Some lines of these records may hold the word "Karnataka"; state how many, using only the number.
• • • • • • •
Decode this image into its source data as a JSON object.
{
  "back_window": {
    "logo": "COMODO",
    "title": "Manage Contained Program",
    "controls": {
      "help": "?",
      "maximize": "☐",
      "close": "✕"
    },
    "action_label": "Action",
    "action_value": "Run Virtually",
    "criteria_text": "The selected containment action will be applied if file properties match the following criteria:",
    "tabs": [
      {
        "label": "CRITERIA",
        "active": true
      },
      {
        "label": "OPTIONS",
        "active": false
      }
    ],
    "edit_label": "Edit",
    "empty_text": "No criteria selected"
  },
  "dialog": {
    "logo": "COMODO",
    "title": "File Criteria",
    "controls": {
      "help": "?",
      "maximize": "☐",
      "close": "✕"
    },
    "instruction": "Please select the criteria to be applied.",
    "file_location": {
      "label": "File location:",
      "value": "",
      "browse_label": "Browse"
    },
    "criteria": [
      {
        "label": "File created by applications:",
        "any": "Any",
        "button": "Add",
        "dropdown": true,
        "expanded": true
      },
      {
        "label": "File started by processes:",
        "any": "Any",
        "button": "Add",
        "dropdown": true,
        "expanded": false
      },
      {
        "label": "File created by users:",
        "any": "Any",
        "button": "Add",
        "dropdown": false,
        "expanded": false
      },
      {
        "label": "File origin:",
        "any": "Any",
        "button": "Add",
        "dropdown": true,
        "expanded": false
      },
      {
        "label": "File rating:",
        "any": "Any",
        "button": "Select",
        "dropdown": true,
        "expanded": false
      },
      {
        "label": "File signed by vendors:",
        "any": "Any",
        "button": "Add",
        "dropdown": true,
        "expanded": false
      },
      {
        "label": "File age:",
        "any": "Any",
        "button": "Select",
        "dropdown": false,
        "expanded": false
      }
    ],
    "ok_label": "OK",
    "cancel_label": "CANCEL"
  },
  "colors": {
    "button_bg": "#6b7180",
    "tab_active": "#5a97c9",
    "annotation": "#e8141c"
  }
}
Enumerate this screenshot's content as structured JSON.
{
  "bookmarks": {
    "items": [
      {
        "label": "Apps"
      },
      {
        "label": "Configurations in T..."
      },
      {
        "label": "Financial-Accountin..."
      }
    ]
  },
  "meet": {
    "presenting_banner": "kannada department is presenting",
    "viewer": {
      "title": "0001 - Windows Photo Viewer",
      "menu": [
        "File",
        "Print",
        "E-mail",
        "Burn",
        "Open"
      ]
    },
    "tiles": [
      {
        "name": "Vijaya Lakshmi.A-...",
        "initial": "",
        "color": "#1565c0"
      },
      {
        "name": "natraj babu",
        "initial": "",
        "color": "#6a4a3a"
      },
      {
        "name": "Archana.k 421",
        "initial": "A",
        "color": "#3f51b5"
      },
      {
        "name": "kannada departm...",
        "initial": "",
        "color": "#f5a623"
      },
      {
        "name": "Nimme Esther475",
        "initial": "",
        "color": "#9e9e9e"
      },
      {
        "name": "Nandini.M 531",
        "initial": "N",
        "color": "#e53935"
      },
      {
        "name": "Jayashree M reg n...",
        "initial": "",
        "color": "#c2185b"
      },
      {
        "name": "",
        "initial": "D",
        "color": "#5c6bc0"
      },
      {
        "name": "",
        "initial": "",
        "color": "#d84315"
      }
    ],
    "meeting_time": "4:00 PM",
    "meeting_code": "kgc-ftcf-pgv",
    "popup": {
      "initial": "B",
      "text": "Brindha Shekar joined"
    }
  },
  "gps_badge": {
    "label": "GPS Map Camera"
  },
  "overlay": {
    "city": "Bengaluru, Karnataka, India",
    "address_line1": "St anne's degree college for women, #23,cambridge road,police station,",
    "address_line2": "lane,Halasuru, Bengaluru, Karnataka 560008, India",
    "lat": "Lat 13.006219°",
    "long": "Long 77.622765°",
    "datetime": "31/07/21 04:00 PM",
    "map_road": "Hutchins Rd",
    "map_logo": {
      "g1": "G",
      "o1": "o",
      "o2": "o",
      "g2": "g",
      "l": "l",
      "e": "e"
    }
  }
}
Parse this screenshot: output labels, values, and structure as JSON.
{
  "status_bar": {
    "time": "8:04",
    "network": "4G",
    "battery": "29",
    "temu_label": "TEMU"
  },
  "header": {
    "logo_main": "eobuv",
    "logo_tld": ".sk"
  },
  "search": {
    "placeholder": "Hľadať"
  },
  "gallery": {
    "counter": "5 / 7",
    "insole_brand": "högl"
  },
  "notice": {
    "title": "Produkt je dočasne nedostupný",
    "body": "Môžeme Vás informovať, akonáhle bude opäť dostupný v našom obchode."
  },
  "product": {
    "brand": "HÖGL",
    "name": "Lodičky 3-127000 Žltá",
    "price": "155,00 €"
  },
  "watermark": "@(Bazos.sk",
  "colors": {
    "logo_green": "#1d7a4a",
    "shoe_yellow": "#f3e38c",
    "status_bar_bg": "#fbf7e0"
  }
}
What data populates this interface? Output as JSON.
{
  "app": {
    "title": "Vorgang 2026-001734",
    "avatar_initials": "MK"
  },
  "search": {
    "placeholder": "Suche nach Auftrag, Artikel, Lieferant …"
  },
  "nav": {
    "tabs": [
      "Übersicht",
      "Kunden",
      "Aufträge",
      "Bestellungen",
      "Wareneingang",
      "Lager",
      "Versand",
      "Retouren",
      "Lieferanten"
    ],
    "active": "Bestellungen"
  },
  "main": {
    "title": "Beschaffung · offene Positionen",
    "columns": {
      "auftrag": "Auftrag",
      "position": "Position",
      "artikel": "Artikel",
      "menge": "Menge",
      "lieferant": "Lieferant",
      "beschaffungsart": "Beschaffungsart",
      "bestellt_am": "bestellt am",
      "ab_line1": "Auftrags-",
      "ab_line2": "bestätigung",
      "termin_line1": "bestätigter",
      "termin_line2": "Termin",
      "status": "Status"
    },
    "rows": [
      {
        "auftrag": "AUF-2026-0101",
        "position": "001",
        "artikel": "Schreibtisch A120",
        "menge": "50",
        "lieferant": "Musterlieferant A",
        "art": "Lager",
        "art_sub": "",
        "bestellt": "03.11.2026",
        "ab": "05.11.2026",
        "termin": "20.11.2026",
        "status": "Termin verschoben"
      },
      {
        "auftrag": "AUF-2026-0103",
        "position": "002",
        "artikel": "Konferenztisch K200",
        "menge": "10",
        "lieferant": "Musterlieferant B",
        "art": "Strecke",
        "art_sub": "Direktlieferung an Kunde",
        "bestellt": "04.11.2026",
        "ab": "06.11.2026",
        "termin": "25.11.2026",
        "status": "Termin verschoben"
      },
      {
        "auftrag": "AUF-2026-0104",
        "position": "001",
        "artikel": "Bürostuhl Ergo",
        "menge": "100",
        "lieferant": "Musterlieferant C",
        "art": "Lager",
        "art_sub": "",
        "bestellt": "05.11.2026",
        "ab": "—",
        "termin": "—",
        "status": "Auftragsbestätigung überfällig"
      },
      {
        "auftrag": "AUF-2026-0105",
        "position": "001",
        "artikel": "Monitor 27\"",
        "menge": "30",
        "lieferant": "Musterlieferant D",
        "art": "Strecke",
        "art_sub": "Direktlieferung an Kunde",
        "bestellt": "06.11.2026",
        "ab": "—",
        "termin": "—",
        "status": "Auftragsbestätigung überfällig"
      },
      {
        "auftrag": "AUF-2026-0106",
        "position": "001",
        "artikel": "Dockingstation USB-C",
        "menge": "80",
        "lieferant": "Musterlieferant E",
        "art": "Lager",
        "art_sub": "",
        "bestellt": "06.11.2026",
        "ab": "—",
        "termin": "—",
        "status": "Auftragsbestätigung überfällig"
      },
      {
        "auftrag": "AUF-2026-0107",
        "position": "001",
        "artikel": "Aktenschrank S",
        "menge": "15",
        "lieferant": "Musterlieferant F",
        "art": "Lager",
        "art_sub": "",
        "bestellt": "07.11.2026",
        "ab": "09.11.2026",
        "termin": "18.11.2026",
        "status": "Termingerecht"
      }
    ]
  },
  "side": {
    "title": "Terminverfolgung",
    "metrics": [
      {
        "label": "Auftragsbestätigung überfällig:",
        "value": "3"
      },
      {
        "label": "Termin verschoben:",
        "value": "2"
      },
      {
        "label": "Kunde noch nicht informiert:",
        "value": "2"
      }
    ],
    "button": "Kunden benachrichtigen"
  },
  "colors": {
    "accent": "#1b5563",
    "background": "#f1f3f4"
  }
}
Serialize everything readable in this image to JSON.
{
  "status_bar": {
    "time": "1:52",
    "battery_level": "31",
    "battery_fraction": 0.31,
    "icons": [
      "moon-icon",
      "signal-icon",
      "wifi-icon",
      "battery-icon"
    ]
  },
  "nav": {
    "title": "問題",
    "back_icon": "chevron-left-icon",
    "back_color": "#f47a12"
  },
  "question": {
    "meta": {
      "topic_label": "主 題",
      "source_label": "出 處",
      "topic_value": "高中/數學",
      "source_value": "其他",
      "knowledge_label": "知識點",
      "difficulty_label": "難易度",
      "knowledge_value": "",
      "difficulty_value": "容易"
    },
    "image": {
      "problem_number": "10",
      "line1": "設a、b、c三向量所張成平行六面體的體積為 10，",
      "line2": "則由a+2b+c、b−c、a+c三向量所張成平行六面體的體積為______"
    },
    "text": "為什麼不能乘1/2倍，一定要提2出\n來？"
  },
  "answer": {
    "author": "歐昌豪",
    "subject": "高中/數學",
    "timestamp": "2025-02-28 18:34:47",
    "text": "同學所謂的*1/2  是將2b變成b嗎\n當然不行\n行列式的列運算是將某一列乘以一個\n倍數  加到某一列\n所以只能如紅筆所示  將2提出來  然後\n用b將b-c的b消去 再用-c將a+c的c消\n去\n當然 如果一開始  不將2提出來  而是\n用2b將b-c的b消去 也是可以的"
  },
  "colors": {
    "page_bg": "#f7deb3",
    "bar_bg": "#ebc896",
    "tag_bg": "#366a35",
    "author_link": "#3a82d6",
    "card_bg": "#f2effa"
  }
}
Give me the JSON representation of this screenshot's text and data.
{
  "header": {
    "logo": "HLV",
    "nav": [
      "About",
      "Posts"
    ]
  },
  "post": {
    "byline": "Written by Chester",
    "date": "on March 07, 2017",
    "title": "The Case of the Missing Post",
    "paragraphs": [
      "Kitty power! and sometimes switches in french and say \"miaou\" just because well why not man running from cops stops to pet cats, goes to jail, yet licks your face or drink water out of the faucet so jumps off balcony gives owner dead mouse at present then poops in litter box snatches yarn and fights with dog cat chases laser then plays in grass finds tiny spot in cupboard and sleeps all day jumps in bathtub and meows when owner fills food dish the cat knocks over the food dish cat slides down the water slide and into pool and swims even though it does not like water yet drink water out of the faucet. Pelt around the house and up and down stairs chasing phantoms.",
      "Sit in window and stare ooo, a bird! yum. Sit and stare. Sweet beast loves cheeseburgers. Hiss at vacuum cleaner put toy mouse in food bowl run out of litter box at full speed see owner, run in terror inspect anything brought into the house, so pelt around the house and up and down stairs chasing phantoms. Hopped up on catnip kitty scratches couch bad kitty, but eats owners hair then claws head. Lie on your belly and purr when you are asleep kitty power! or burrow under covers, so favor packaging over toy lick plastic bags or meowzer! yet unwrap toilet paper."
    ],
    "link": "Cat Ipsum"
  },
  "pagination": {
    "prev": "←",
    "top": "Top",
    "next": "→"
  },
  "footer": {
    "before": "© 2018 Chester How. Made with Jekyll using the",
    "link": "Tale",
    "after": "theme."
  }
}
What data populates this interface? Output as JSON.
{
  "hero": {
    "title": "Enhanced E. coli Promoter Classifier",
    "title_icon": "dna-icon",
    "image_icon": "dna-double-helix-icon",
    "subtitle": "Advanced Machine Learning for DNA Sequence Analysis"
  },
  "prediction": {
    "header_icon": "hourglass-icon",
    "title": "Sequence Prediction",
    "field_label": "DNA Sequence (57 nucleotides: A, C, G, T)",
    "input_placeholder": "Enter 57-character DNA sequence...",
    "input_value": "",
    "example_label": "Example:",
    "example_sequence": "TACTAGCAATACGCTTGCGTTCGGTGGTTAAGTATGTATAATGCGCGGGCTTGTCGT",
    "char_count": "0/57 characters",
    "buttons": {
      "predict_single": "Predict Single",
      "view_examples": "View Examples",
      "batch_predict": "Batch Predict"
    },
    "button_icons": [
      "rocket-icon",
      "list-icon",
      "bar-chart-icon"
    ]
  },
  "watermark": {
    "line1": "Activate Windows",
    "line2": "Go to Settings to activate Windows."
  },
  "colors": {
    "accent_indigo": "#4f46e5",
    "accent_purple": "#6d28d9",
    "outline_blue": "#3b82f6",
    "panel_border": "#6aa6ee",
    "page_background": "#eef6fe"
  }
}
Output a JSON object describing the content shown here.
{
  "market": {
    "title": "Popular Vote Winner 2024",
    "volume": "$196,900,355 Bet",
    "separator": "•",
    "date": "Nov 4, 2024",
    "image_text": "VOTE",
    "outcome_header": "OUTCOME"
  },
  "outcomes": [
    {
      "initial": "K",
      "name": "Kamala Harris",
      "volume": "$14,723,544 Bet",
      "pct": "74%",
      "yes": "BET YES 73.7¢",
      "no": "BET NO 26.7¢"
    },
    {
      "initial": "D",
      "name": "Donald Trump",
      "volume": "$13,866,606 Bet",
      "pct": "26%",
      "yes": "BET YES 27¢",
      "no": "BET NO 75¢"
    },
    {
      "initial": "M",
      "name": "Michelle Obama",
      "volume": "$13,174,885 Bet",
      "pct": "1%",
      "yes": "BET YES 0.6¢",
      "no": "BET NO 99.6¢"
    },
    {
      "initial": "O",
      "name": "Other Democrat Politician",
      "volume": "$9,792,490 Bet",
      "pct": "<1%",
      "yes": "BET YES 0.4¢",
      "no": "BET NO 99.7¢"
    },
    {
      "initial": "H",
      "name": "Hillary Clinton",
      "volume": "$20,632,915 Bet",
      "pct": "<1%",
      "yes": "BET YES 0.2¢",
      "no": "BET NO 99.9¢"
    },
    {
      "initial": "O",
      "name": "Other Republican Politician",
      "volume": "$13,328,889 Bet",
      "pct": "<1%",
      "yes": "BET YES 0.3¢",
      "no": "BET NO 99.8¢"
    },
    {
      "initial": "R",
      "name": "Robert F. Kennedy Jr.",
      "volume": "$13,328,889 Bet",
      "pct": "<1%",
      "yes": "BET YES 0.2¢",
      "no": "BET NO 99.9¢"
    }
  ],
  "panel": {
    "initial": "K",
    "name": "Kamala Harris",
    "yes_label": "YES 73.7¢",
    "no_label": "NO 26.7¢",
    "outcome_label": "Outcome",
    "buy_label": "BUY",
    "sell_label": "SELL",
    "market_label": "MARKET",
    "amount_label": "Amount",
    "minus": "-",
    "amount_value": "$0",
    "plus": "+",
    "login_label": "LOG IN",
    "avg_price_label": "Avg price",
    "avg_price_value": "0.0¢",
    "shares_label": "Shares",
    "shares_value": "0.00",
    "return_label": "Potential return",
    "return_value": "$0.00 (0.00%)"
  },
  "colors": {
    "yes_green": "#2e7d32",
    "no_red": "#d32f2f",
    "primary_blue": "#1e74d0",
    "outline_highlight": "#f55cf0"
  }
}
• • • • • • •
__FULL SOLUTION__
2